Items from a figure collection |
══════════

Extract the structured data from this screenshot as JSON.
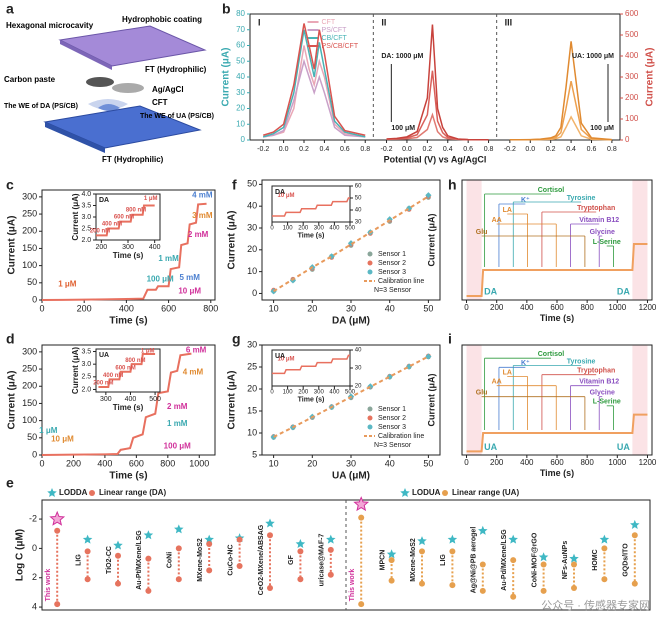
{
  "panel_labels": [
    "a",
    "b",
    "c",
    "d",
    "e",
    "f",
    "g",
    "h",
    "i"
  ],
  "watermark": "公众号 · 传感器专家网",
  "diagram": {
    "texts": [
      "Hexagonal microcavity",
      "Hydrophobic coating",
      "FT (Hydrophilic)",
      "Carbon paste",
      "Ag/AgCl",
      "CFT",
      "The WE of DA (PS/CB)",
      "The WE of UA (PS/CB)",
      "FT (Hydrophilic)"
    ]
  },
  "chart_data": [
    {
      "type": "voltammogram",
      "subpanels": [
        "I",
        "II",
        "III"
      ],
      "xlabel": "Potential (V) vs Ag/AgCl",
      "ylabel": "Current (μA)",
      "y2label": "Current (μA)",
      "xlim": [
        -0.3,
        0.85
      ],
      "xticks": [
        -0.2,
        {
          "value": 0,
          "label": "0.0"
        },
        0.2,
        0.4,
        0.6,
        0.8
      ],
      "ylim": [
        0,
        80
      ],
      "yticks": [
        0,
        10,
        20,
        30,
        40,
        50,
        60,
        70,
        80
      ],
      "y2lim": [
        0,
        600
      ],
      "y2ticks": [
        0,
        100,
        200,
        300,
        400,
        500,
        600
      ],
      "x": [
        -0.2,
        -0.1,
        0,
        0.1,
        0.2,
        0.25,
        0.3,
        0.35,
        0.4,
        0.5,
        0.6,
        0.8
      ],
      "series": [
        {
          "name": "CFT",
          "color": "#e9a7b6",
          "panel": 0,
          "values": [
            2,
            3,
            5,
            20,
            60,
            45,
            35,
            50,
            40,
            10,
            4,
            2
          ]
        },
        {
          "name": "PS/CFT",
          "color": "#c9a0c8",
          "panel": 0,
          "values": [
            2,
            3,
            6,
            25,
            50,
            40,
            30,
            40,
            30,
            8,
            3,
            2
          ]
        },
        {
          "name": "CB/CFT",
          "color": "#47b3b5",
          "panel": 0,
          "values": [
            2,
            4,
            8,
            30,
            70,
            55,
            40,
            62,
            45,
            12,
            5,
            2
          ]
        },
        {
          "name": "PS/CB/CFT",
          "color": "#d9534f",
          "panel": 0,
          "values": [
            3,
            5,
            10,
            35,
            74,
            60,
            45,
            70,
            55,
            15,
            6,
            3
          ]
        },
        {
          "color": "#e07a72",
          "panel": 1,
          "axis": "y2",
          "values": [
            3,
            4,
            6,
            12,
            50,
            120,
            40,
            15,
            6,
            3,
            1,
            1
          ]
        },
        {
          "color": "#d9605a",
          "panel": 1,
          "axis": "y2",
          "values": [
            4,
            6,
            10,
            25,
            120,
            330,
            90,
            35,
            12,
            4,
            2,
            1
          ]
        },
        {
          "color": "#c8423c",
          "panel": 1,
          "axis": "y2",
          "values": [
            5,
            8,
            15,
            40,
            200,
            550,
            150,
            60,
            20,
            5,
            2,
            1
          ]
        },
        {
          "color": "#f2b36a",
          "panel": 2,
          "axis": "y2",
          "values": [
            1,
            1,
            1,
            2,
            3,
            6,
            15,
            60,
            110,
            20,
            3,
            1
          ]
        },
        {
          "color": "#eda04e",
          "panel": 2,
          "axis": "y2",
          "values": [
            1,
            1,
            1,
            3,
            6,
            12,
            35,
            150,
            280,
            50,
            6,
            1
          ]
        },
        {
          "color": "#e08a30",
          "panel": 2,
          "axis": "y2",
          "values": [
            1,
            1,
            2,
            4,
            10,
            20,
            60,
            250,
            470,
            80,
            10,
            2
          ]
        }
      ],
      "annotations": [
        "DA: 1000 μM",
        "100 μM",
        "UA: 1000 μM",
        "100 μM"
      ]
    },
    {
      "type": "staircase",
      "xlabel": "Time (s)",
      "ylabel": "Current (μA)",
      "xlim": [
        0,
        820
      ],
      "xticks": [
        0,
        200,
        400,
        600,
        800
      ],
      "ylim": [
        0,
        320
      ],
      "yticks": [
        0,
        50,
        100,
        150,
        200,
        250,
        300
      ],
      "x": [
        0,
        100,
        200,
        300,
        400,
        480,
        500,
        540,
        550,
        600,
        610,
        650,
        660,
        690,
        700,
        730,
        740,
        780
      ],
      "series": [
        {
          "color": "#e8705f",
          "values": [
            0,
            0.5,
            1,
            2,
            3,
            4,
            30,
            30,
            40,
            40,
            90,
            95,
            160,
            165,
            220,
            225,
            278,
            280
          ]
        }
      ],
      "annotations": [
        "4 mM",
        "3 mM",
        "2 mM",
        "1 mM",
        "5 mM",
        "100 μM",
        "10 μM",
        "1 μM"
      ],
      "inset": {
        "xlabel": "Time (s)",
        "ylabel": "Current (μA)",
        "tag": "DA",
        "xlim": [
          180,
          420
        ],
        "xticks": [
          200,
          300,
          400
        ],
        "ylim": [
          2.0,
          4.0
        ],
        "yticks": [
          {
            "value": 2,
            "label": "2.0"
          },
          2.5,
          {
            "value": 3,
            "label": "3.0"
          },
          3.5,
          {
            "value": 4,
            "label": "4.0"
          }
        ],
        "x": [
          180,
          220,
          225,
          265,
          270,
          310,
          315,
          355,
          360,
          400
        ],
        "series": [
          {
            "color": "#e8705f",
            "values": [
              2.2,
              2.2,
              2.5,
              2.5,
              2.8,
              2.8,
              3.1,
              3.1,
              3.5,
              3.5
            ]
          }
        ],
        "annotations": [
          "1 μM",
          "800 nM",
          "600 nM",
          "400 nM",
          "200 nM"
        ]
      }
    },
    {
      "type": "staircase",
      "xlabel": "Time (s)",
      "ylabel": "Current (μA)",
      "xlim": [
        0,
        1100
      ],
      "xticks": [
        0,
        200,
        400,
        600,
        800,
        1000
      ],
      "ylim": [
        0,
        320
      ],
      "yticks": [
        0,
        50,
        100,
        150,
        200,
        250,
        300
      ],
      "x": [
        0,
        200,
        400,
        480,
        500,
        560,
        580,
        640,
        660,
        720,
        740,
        800,
        820,
        860,
        880,
        950
      ],
      "series": [
        {
          "color": "#e8705f",
          "values": [
            0,
            1,
            2,
            3,
            15,
            20,
            50,
            60,
            110,
            120,
            180,
            185,
            240,
            245,
            290,
            295
          ]
        }
      ],
      "annotations": [
        "6 mM",
        "4 mM",
        "2 mM",
        "1 mM",
        "100 μM",
        "10 μM",
        "1 μM"
      ],
      "inset": {
        "xlabel": "Time (s)",
        "ylabel": "Current (μA)",
        "tag": "UA",
        "xlim": [
          260,
          520
        ],
        "xticks": [
          300,
          400,
          500
        ],
        "ylim": [
          1.9,
          3.6
        ],
        "yticks": [
          {
            "value": 2,
            "label": "2.0"
          },
          2.5,
          {
            "value": 3,
            "label": "3.0"
          },
          3.5
        ],
        "x": [
          270,
          310,
          315,
          355,
          360,
          400,
          405,
          445,
          450,
          500
        ],
        "series": [
          {
            "color": "#e8705f",
            "values": [
              2.1,
              2.1,
              2.4,
              2.4,
              2.7,
              2.7,
              3.0,
              3.0,
              3.4,
              3.4
            ]
          }
        ],
        "annotations": [
          "1 μM",
          "800 nM",
          "600 nM",
          "400 nM",
          "200 nM"
        ]
      }
    },
    {
      "type": "range_dot",
      "ylabel": "Log C (μM)",
      "ylim": [
        -3.3,
        4.2
      ],
      "yticks": [
        -2,
        0,
        2,
        4
      ],
      "categories": [
        "This work",
        "LIG",
        "TiO2-CC",
        "Au-Pt/MXene/LSG",
        "CoNi",
        "MXene-MoS2",
        "CuCo-NC",
        "CeO2-MXene/ABSAG",
        "GF",
        "uricase@MAF-7",
        "This work",
        "MPCN",
        "MXene-MoS2",
        "LIG",
        "Ag@Ni@PB aerogel",
        "Au-Pd/MXene/LSG",
        "CoNi-MOF@rGO",
        "NFs-AuNPs",
        "HOMC",
        "GQDs/ITO"
      ],
      "series": [
        {
          "name": "LODDA",
          "color": "#3fb8c4",
          "values": [
            -2.0,
            -0.6,
            -0.2,
            -0.9,
            -1.3,
            -0.6,
            -0.7,
            -1.7,
            -0.3,
            -0.6,
            null,
            null,
            null,
            null,
            null,
            null,
            null,
            null,
            null,
            null
          ]
        },
        {
          "name": "Linear range (DA)",
          "color": "#e6735e",
          "low": [
            -1.2,
            0.2,
            0.5,
            0.7,
            0,
            -0.3,
            -0.6,
            -0.9,
            0.2,
            0.1,
            null,
            null,
            null,
            null,
            null,
            null,
            null,
            null,
            null,
            null
          ],
          "high": [
            3.8,
            2.1,
            2.4,
            2.9,
            2.1,
            1.5,
            1.2,
            2.7,
            2.1,
            1.8,
            null,
            null,
            null,
            null,
            null,
            null,
            null,
            null,
            null,
            null
          ]
        },
        {
          "name": "LODUA",
          "color": "#3fb8c4",
          "values": [
            null,
            null,
            null,
            null,
            null,
            null,
            null,
            null,
            null,
            null,
            -3.0,
            0.4,
            -0.5,
            -0.6,
            -1.2,
            -0.6,
            0.6,
            0.7,
            -0.6,
            -1.6
          ]
        },
        {
          "name": "Linear range (UA)",
          "color": "#e6a04e",
          "low": [
            null,
            null,
            null,
            null,
            null,
            null,
            null,
            null,
            null,
            null,
            -2.1,
            0.8,
            0.2,
            0.2,
            1.1,
            0.8,
            1.1,
            1.1,
            0,
            -0.9
          ],
          "high": [
            null,
            null,
            null,
            null,
            null,
            null,
            null,
            null,
            null,
            null,
            3.8,
            2.2,
            2.4,
            2.5,
            2.9,
            3.3,
            2.9,
            2.7,
            2.1,
            2.4
          ]
        }
      ]
    },
    {
      "type": "calibration",
      "xlabel": "DA (μM)",
      "ylabel": "Current (μA)",
      "xlim": [
        7,
        53
      ],
      "xticks": [
        10,
        20,
        30,
        40,
        50
      ],
      "ylim": [
        -3,
        52
      ],
      "yticks": [
        0,
        10,
        20,
        30,
        40,
        50
      ],
      "x": [
        10,
        15,
        20,
        25,
        30,
        35,
        40,
        45,
        50
      ],
      "series": [
        {
          "name": "Sensor 1",
          "color": "#8aa69a",
          "style": "scatter",
          "values": [
            1,
            6,
            11,
            17,
            22,
            28,
            33,
            39,
            44
          ]
        },
        {
          "name": "Sensor 2",
          "color": "#e6735e",
          "style": "scatter",
          "values": [
            1.5,
            6.5,
            11.5,
            16.5,
            22.5,
            27.5,
            33.5,
            38.5,
            44.5
          ]
        },
        {
          "name": "Sensor 3",
          "color": "#5bb8c4",
          "style": "scatter",
          "values": [
            1,
            6,
            12,
            17,
            23,
            28,
            34,
            39,
            45
          ]
        },
        {
          "name": "Calibration line",
          "color": "#e89a5c",
          "style": "dashed",
          "values": [
            1,
            6.5,
            12,
            17,
            22.5,
            28,
            33.5,
            39,
            44.5
          ]
        }
      ],
      "note": "N=3 Sensor",
      "inset": {
        "xlabel": "Time (s)",
        "tag": "DA",
        "xlim": [
          0,
          500
        ],
        "xticks": [
          0,
          100,
          200,
          300,
          400,
          500
        ],
        "ylim": [
          30,
          60
        ],
        "yticks": [
          30,
          40,
          50,
          60
        ],
        "x": [
          0,
          80,
          90,
          180,
          190,
          280,
          290,
          380,
          390,
          480,
          490,
          500
        ],
        "series": [
          {
            "color": "#e8705f",
            "values": [
              35,
              35,
              38,
              38,
              41,
              41,
              44,
              44,
              47,
              47,
              50,
              50
            ]
          }
        ],
        "annotations": [
          "10 μM"
        ]
      }
    },
    {
      "type": "calibration",
      "xlabel": "UA (μM)",
      "ylabel": "Current (μA)",
      "xlim": [
        7,
        53
      ],
      "xticks": [
        10,
        20,
        30,
        40,
        50
      ],
      "ylim": [
        5,
        30
      ],
      "yticks": [
        5,
        10,
        15,
        20,
        25,
        30
      ],
      "x": [
        10,
        15,
        20,
        25,
        30,
        35,
        40,
        45,
        50
      ],
      "series": [
        {
          "name": "Sensor 1",
          "color": "#8aa69a",
          "style": "scatter",
          "values": [
            9,
            11.2,
            13.5,
            15.8,
            18,
            20.4,
            22.7,
            25,
            27.3
          ]
        },
        {
          "name": "Sensor 2",
          "color": "#e6735e",
          "style": "scatter",
          "values": [
            9.2,
            11.4,
            13.6,
            16,
            18.2,
            20.5,
            22.9,
            25.2,
            27.5
          ]
        },
        {
          "name": "Sensor 3",
          "color": "#5bb8c4",
          "style": "scatter",
          "values": [
            9.1,
            11.3,
            13.7,
            15.9,
            18.3,
            20.6,
            22.8,
            25.1,
            27.4
          ]
        },
        {
          "name": "Calibration line",
          "color": "#e89a5c",
          "style": "dashed",
          "values": [
            9.1,
            11.3,
            13.6,
            15.9,
            18.2,
            20.5,
            22.8,
            25.1,
            27.4
          ]
        }
      ],
      "note": "N=3 Sensor",
      "inset": {
        "xlabel": "Time (s)",
        "tag": "UA",
        "xlim": [
          0,
          500
        ],
        "xticks": [
          0,
          100,
          200,
          300,
          400,
          500
        ],
        "ylim": [
          20,
          40
        ],
        "yticks": [
          20,
          30,
          40
        ],
        "x": [
          0,
          80,
          90,
          180,
          190,
          280,
          290,
          380,
          390,
          480,
          490,
          500
        ],
        "series": [
          {
            "color": "#e8705f",
            "values": [
              27,
              27,
              29,
              29,
              31,
              31,
              33,
              33,
              35,
              35,
              37,
              37
            ]
          }
        ],
        "annotations": [
          "10 μM"
        ]
      }
    },
    {
      "type": "interference",
      "xlabel": "Time (s)",
      "ylabel": "Current (μA)",
      "xlim": [
        -30,
        1230
      ],
      "xticks": [
        0,
        200,
        400,
        600,
        800,
        1000,
        1200
      ],
      "ylim": [
        0,
        60
      ],
      "x": [
        0,
        100,
        110,
        1100,
        1110,
        1200
      ],
      "series": [
        {
          "color": "#f0a060",
          "values": [
            2,
            2,
            15,
            15,
            28,
            28
          ]
        }
      ],
      "annotations": [
        "Cortisol",
        "K⁺",
        "Tyrosine",
        "LA",
        "Tryptophan",
        "AA",
        "Vitamin B12",
        "Glu",
        "Glycine",
        "L-Serine",
        "DA",
        "DA"
      ]
    },
    {
      "type": "interference",
      "xlabel": "Time (s)",
      "ylabel": "Current (μA)",
      "xlim": [
        -30,
        1230
      ],
      "xticks": [
        0,
        200,
        400,
        600,
        800,
        1000,
        1200
      ],
      "ylim": [
        0,
        60
      ],
      "x": [
        0,
        100,
        110,
        1100,
        1110,
        1200
      ],
      "series": [
        {
          "color": "#f0a060",
          "values": [
            2,
            2,
            12,
            12,
            22,
            22
          ]
        }
      ],
      "annotations": [
        "Cortisol",
        "K⁺",
        "Tyrosine",
        "LA",
        "Tryptophan",
        "AA",
        "Vitamin B12",
        "Glu",
        "Glycine",
        "L-Serine",
        "UA",
        "UA"
      ]
    }
  ]
}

══════════

Instructions to follow |
Working from the listing above, pick out every line that has "AgCl" and copy it.

Task answer |
      "Ag/AgCl",
      "xlabel": "Potential (V) vs Ag/AgCl",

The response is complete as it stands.